GOAL - Look through the data below and return each line where "Communication" appears.

SUPPLIED MATERIAL -

◇ ◇ ◇ ◇ ◇ ◇ ◇

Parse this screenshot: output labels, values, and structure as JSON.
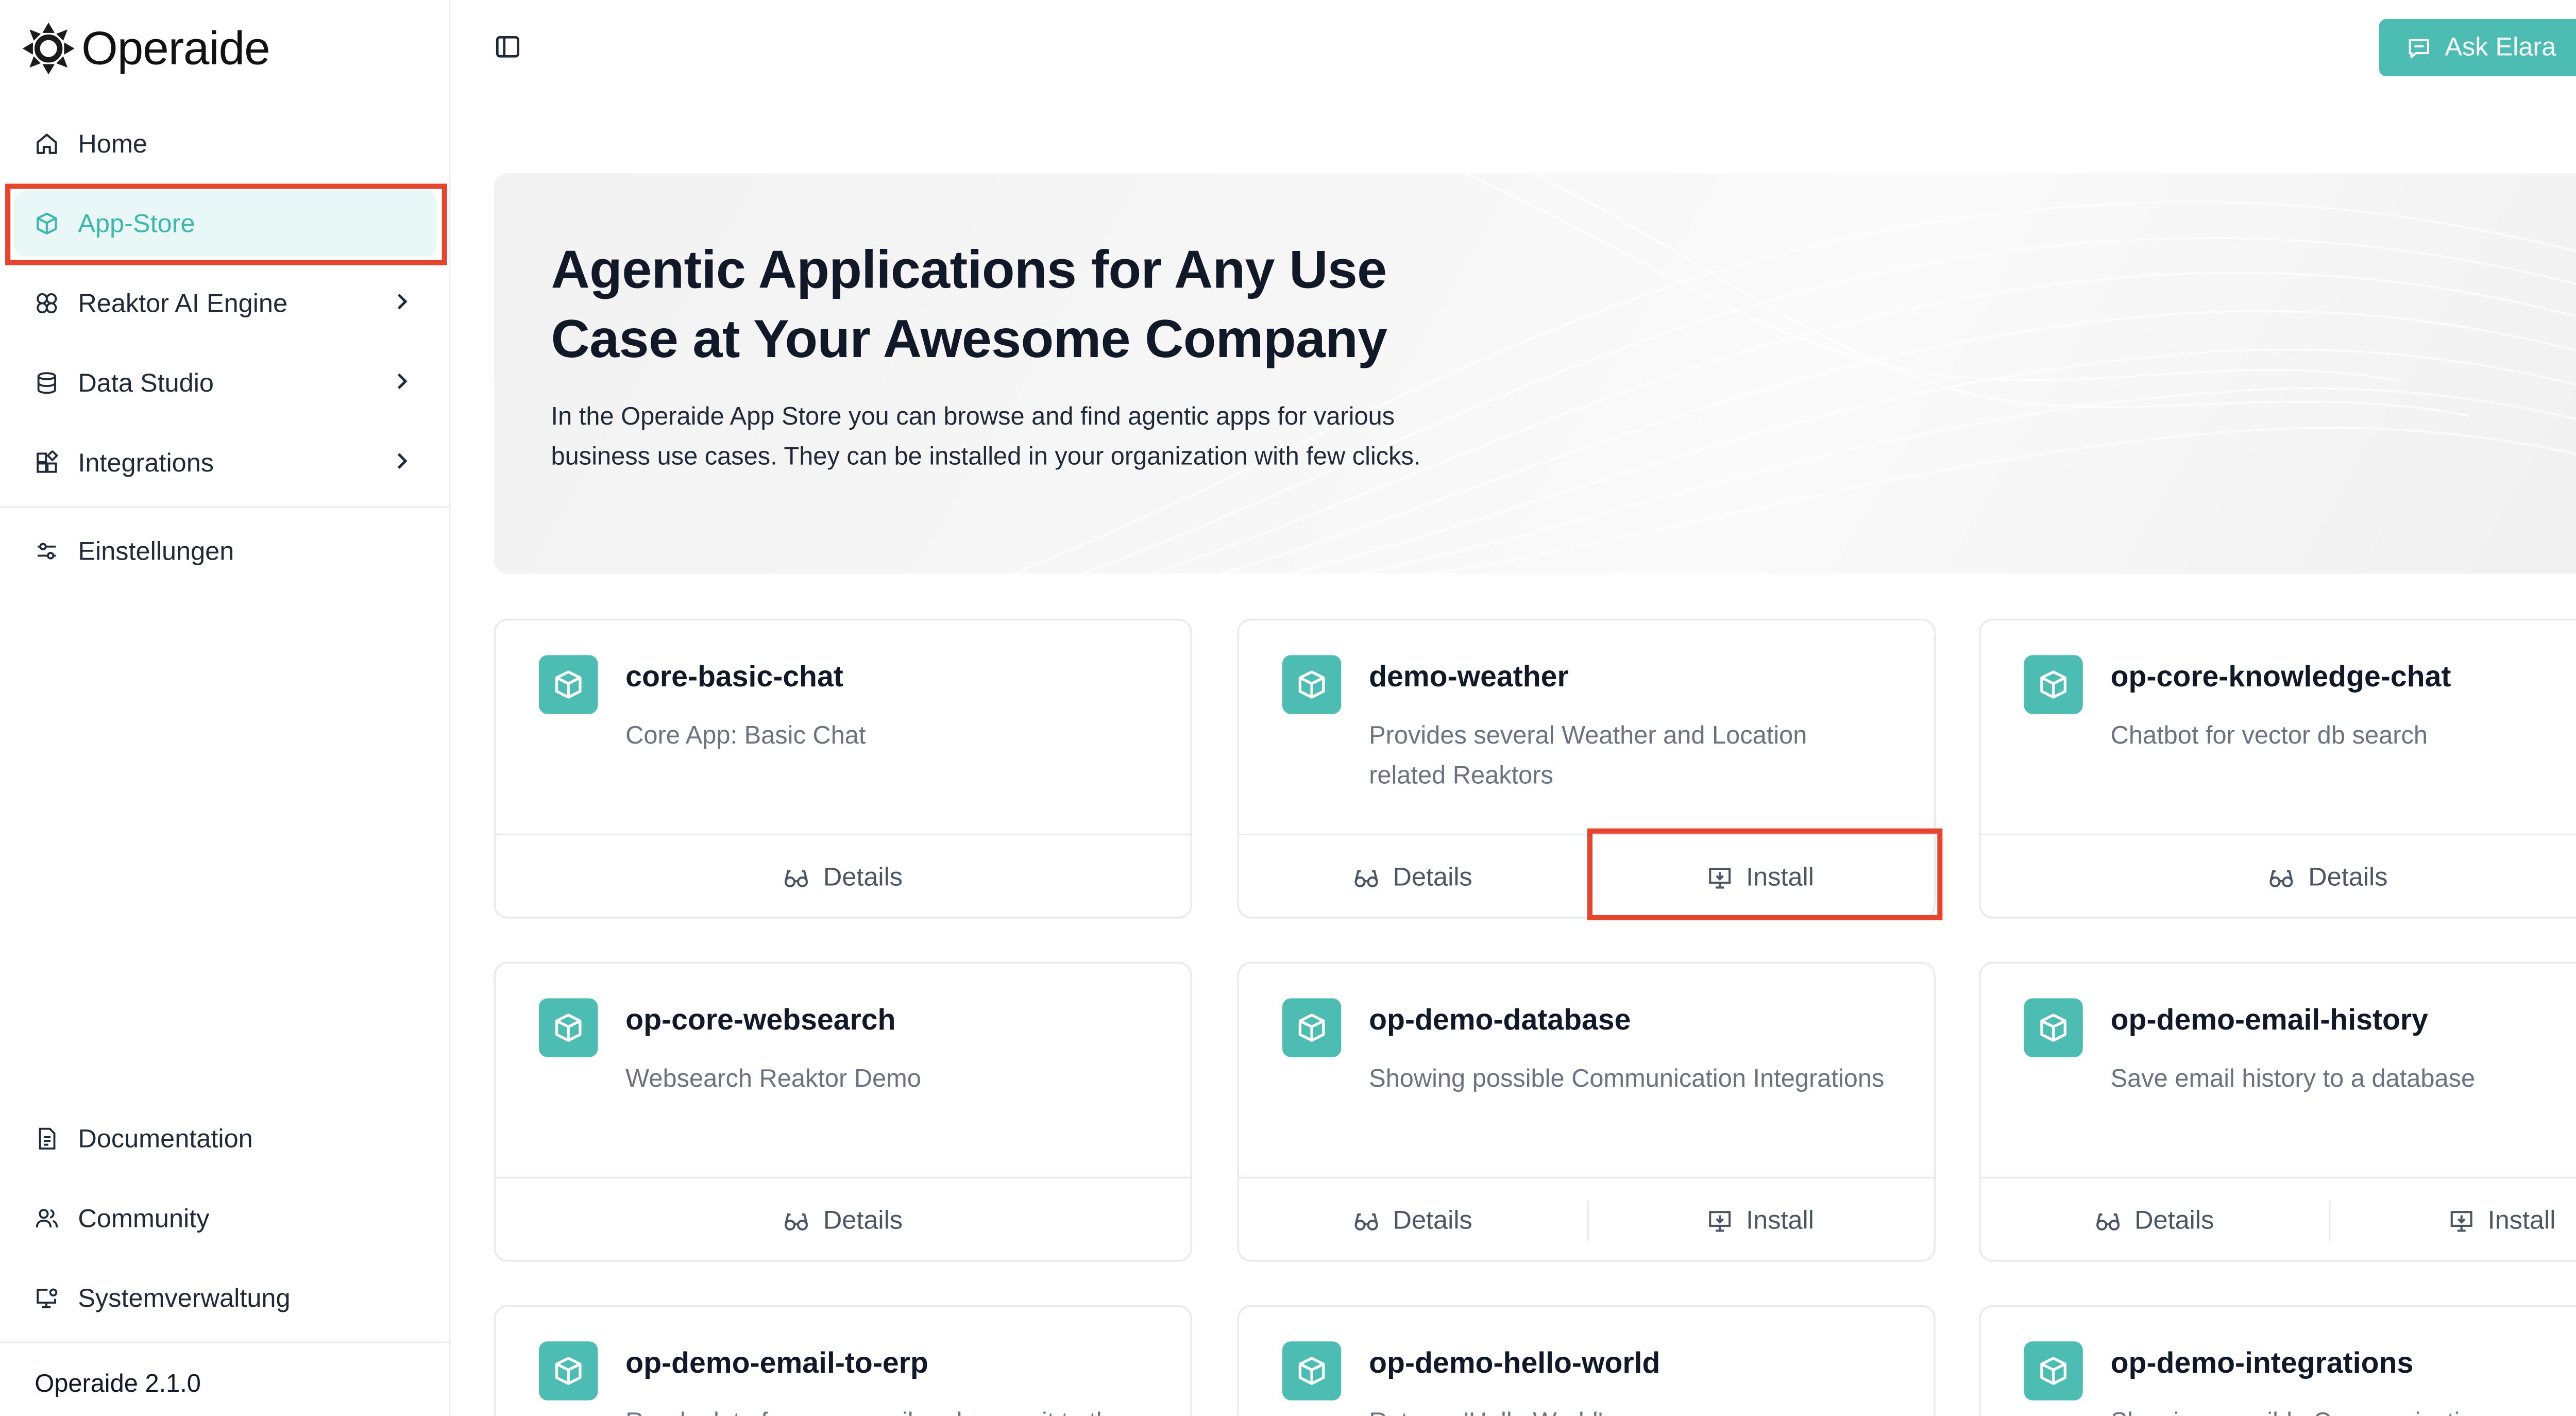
{
  "app": {
    "logo_text": "Operaide",
    "version": "Operaide 2.1.0"
  },
  "sidebar": {
    "items": [
      {
        "label": "Home",
        "icon": "home-icon"
      },
      {
        "label": "App-Store",
        "icon": "cube-icon",
        "active": true
      },
      {
        "label": "Reaktor AI Engine",
        "icon": "ai-engine-icon",
        "has_submenu": true
      },
      {
        "label": "Data Studio",
        "icon": "database-icon",
        "has_submenu": true
      },
      {
        "label": "Integrations",
        "icon": "integrations-icon",
        "has_submenu": true
      },
      {
        "label": "Einstellungen",
        "icon": "settings-sliders-icon"
      }
    ],
    "bottom_items": [
      {
        "label": "Documentation",
        "icon": "document-icon"
      },
      {
        "label": "Community",
        "icon": "users-icon"
      },
      {
        "label": "Systemverwaltung",
        "icon": "monitor-settings-icon"
      }
    ]
  },
  "header": {
    "ask_button": "Ask Elara"
  },
  "hero": {
    "title": "Agentic Applications for Any Use Case at Your Awesome Company",
    "description": "In the Operaide App Store you can browse and find agentic apps for various business use cases. They can be installed in your organization with few clicks."
  },
  "actions": {
    "details": "Details",
    "install": "Install"
  },
  "apps": [
    {
      "name": "core-basic-chat",
      "description": "Core App: Basic Chat",
      "installable": false
    },
    {
      "name": "demo-weather",
      "description": "Provides several Weather and Location related Reaktors",
      "installable": true
    },
    {
      "name": "op-core-knowledge-chat",
      "description": "Chatbot for vector db search",
      "installable": false
    },
    {
      "name": "op-core-websearch",
      "description": "Websearch Reaktor Demo",
      "installable": false
    },
    {
      "name": "op-demo-database",
      "description": "Showing possible Communication Integrations",
      "installable": true
    },
    {
      "name": "op-demo-email-history",
      "description": "Save email history to a database",
      "installable": true
    },
    {
      "name": "op-demo-email-to-erp",
      "description": "Reads data from an email and saves it to the",
      "installable": null
    },
    {
      "name": "op-demo-hello-world",
      "description": "Returns 'Hello World'",
      "installable": null
    },
    {
      "name": "op-demo-integrations",
      "description": "Showing possible Communication",
      "installable": null
    }
  ],
  "colors": {
    "accent": "#4dbdb3",
    "active_bg": "#e9f8f7",
    "highlight": "#e5442f"
  }
}
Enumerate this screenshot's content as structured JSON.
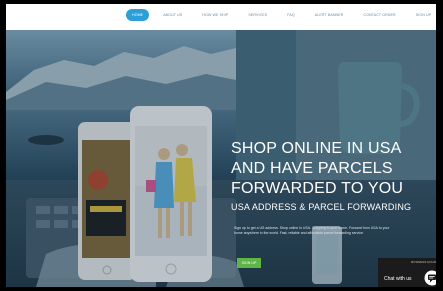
{
  "nav": {
    "items": [
      {
        "label": "HOME",
        "active": true
      },
      {
        "label": "ABOUT US",
        "active": false
      },
      {
        "label": "HOW WE SHIP",
        "active": false
      },
      {
        "label": "SERVICES",
        "active": false
      },
      {
        "label": "FAQ",
        "active": false
      },
      {
        "label": "ALERT BANNER",
        "active": false
      },
      {
        "label": "CONTACT ORDER",
        "active": false
      },
      {
        "label": "SIGN UP",
        "active": false
      }
    ]
  },
  "hero": {
    "headline": "SHOP ONLINE IN USA AND HAVE PARCELS FORWARDED TO YOU",
    "subheadline": "USA ADDRESS & PARCEL FORWARDING",
    "description": "Sign up to get a US address. Shop online in USA. Shipping to your home. Forward from USA to your home anywhere in the world. Fast, reliable and affordable parcel forwarding service.",
    "signup_label": "SIGN UP"
  },
  "chat": {
    "top_label": "BUSINESS HOURS",
    "label": "Chat with us",
    "icon": "chat-bubble-icon"
  },
  "colors": {
    "nav_active": "#2d9fd8",
    "signup_button": "#5fb546",
    "chat_background": "#1b1b1b"
  }
}
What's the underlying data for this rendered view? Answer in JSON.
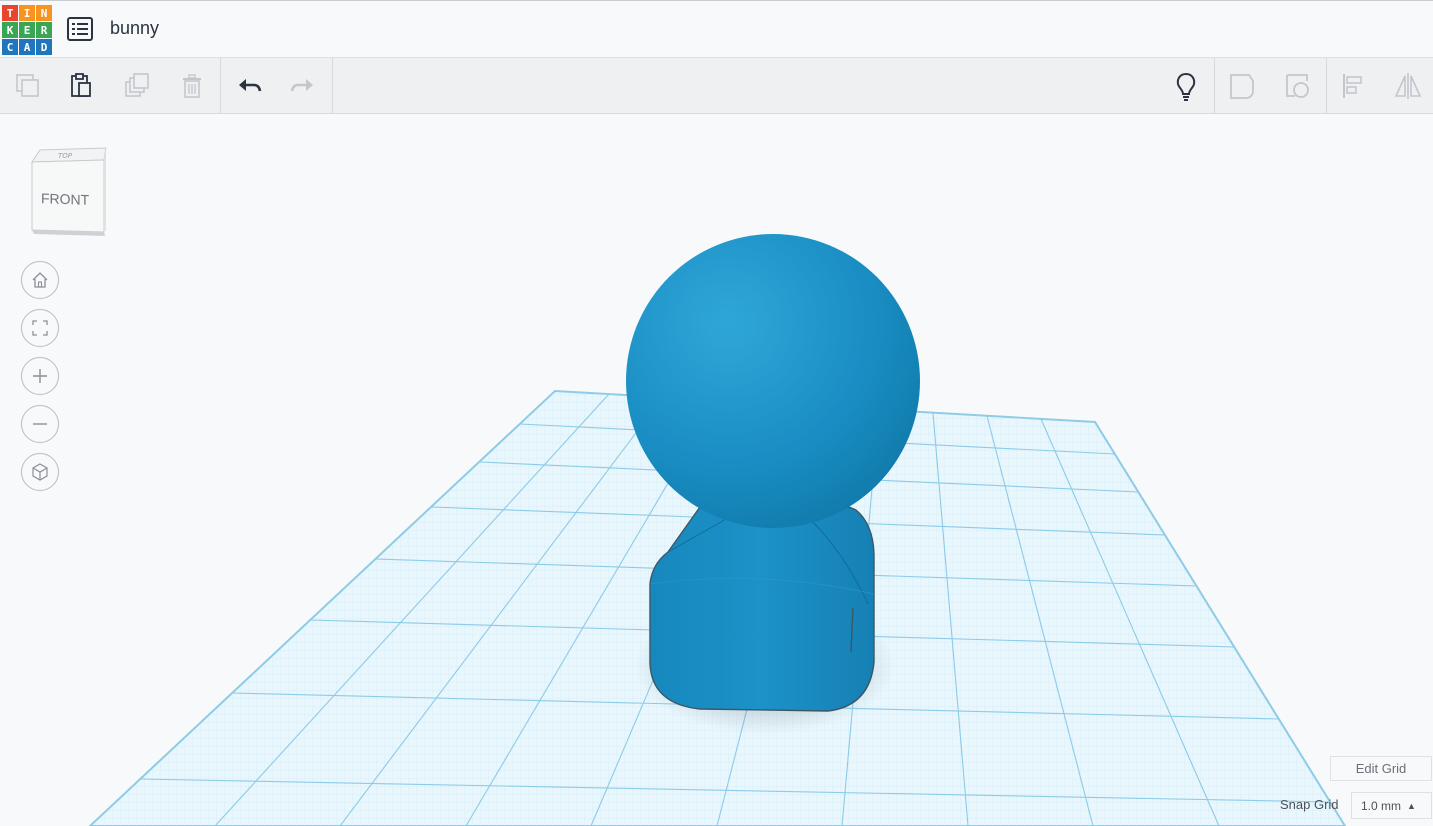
{
  "app": {
    "logo_letters": [
      "T",
      "I",
      "N",
      "K",
      "E",
      "R",
      "C",
      "A",
      "D"
    ],
    "logo_colors": [
      "#e8452c",
      "#f7931e",
      "#f7931e",
      "#3aa655",
      "#3aa655",
      "#3aa655",
      "#1f76bd",
      "#1f76bd",
      "#1f76bd"
    ],
    "document_title": "bunny"
  },
  "toolbar": {
    "left_icons": [
      "copy-icon",
      "paste-icon",
      "duplicate-icon",
      "delete-icon",
      "undo-icon",
      "redo-icon"
    ],
    "right_icons": [
      "lightbulb-icon",
      "note-shape-icon",
      "visible-shape-icon",
      "align-icon",
      "mirror-icon"
    ]
  },
  "viewcube": {
    "top_label": "TOP",
    "front_label": "FRONT"
  },
  "nav": [
    "home-view-icon",
    "fit-view-icon",
    "zoom-in-icon",
    "zoom-out-icon",
    "perspective-icon"
  ],
  "grid": {
    "edit_label": "Edit Grid",
    "snap_label": "Snap Grid",
    "snap_value": "1.0 mm"
  },
  "colors": {
    "shape_blue": "#1a8ec4",
    "grid_line": "#9fd3ec",
    "background": "#f8f9fa"
  }
}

◇ ◇ ◇ ◇ ◇ ◇ ◇

RESPONSE -
      "description": "Showing possible Communication Integrations",
      "description": "Showing possible Communication",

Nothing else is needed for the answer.